Source records:
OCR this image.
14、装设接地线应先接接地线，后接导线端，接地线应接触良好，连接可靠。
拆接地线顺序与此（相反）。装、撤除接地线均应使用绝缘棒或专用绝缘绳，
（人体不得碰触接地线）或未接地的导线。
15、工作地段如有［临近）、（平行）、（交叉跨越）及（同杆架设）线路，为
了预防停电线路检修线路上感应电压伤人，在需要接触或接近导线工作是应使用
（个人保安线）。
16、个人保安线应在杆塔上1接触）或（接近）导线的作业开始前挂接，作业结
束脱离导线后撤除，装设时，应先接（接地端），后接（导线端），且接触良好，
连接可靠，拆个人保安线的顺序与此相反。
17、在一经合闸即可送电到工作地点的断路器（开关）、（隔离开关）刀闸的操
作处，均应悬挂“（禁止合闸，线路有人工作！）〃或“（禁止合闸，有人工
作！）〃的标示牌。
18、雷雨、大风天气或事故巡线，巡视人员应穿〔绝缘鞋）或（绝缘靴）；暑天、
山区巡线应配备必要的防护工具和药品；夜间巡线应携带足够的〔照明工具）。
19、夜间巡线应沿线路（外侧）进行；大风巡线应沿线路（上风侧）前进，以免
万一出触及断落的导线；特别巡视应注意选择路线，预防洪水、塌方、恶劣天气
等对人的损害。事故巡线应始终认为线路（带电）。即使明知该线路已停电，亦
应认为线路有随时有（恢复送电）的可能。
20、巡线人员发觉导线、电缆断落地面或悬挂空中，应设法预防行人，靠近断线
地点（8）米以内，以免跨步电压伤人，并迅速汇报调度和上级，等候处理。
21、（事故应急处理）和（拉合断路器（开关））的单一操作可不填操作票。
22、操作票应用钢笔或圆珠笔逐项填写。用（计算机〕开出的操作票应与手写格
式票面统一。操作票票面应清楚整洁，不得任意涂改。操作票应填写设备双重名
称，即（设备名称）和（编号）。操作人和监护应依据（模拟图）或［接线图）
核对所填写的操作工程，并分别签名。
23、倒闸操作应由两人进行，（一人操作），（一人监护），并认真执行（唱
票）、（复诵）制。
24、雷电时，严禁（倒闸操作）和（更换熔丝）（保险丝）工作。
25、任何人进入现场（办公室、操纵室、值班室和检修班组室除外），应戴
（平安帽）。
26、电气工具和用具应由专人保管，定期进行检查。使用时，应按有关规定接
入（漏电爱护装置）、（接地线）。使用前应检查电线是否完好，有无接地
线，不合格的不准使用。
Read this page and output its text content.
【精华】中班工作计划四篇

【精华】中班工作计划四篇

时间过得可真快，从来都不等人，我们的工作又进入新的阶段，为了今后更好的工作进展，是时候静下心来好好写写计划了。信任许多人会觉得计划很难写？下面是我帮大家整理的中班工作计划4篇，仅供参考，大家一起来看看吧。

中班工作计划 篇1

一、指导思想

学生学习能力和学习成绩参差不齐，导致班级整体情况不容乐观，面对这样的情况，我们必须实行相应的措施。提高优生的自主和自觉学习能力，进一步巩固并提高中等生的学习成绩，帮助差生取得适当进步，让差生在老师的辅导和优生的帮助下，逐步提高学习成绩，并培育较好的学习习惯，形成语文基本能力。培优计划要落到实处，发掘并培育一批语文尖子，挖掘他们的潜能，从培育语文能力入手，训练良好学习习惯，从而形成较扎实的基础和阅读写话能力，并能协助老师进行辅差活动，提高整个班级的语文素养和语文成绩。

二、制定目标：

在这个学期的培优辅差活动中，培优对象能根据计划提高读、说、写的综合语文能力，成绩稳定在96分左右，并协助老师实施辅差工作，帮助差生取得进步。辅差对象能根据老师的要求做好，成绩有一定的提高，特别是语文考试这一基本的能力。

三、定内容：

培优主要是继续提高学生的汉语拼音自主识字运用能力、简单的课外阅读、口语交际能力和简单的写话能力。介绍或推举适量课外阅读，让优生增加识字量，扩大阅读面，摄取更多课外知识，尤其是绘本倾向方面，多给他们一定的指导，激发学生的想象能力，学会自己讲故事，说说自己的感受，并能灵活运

Prompt:
Give back the lines above exactly, from the one with "Read this page and output its text content." through the last line.

Solution below:
Read this page and output its text content.
【精华】中班工作计划四篇

【精华】中班工作计划四篇

时间过得可真快，从来都不等人，我们的工作又进入新的阶段，为了今后更好的工作进展，是时候静下心来好好写写计划了。信任许多人会觉得计划很难写？下面是我帮大家整理的中班工作计划4篇，仅供参考，大家一起来看看吧。

中班工作计划 篇1

一、指导思想

学生学习能力和学习成绩参差不齐，导致班级整体情况不容乐观，面对这样的情况，我们必须实行相应的措施。提高优生的自主和自觉学习能力，进一步巩固并提高中等生的学习成绩，帮助差生取得适当进步，让差生在老师的辅导和优生的帮助下，逐步提高学习成绩，并培育较好的学习习惯，形成语文基本能力。培优计划要落到实处，发掘并培育一批语文尖子，挖掘他们的潜能，从培育语文能力入手，训练良好学习习惯，从而形成较扎实的基础和阅读写话能力，并能协助老师进行辅差活动，提高整个班级的语文素养和语文成绩。

二、制定目标：

在这个学期的培优辅差活动中，培优对象能根据计划提高读、说、写的综合语文能力，成绩稳定在96分左右，并协助老师实施辅差工作，帮助差生取得进步。辅差对象能根据老师的要求做好，成绩有一定的提高，特别是语文考试这一基本的能力。

三、定内容：

培优主要是继续提高学生的汉语拼音自主识字运用能力、简单的课外阅读、口语交际能力和简单的写话能力。介绍或推举适量课外阅读，让优生增加识字量，扩大阅读面，摄取更多课外知识，尤其是绘本倾向方面，多给他们一定的指导，激发学生的想象能力，学会自己讲故事，说说自己的感受，并能灵活运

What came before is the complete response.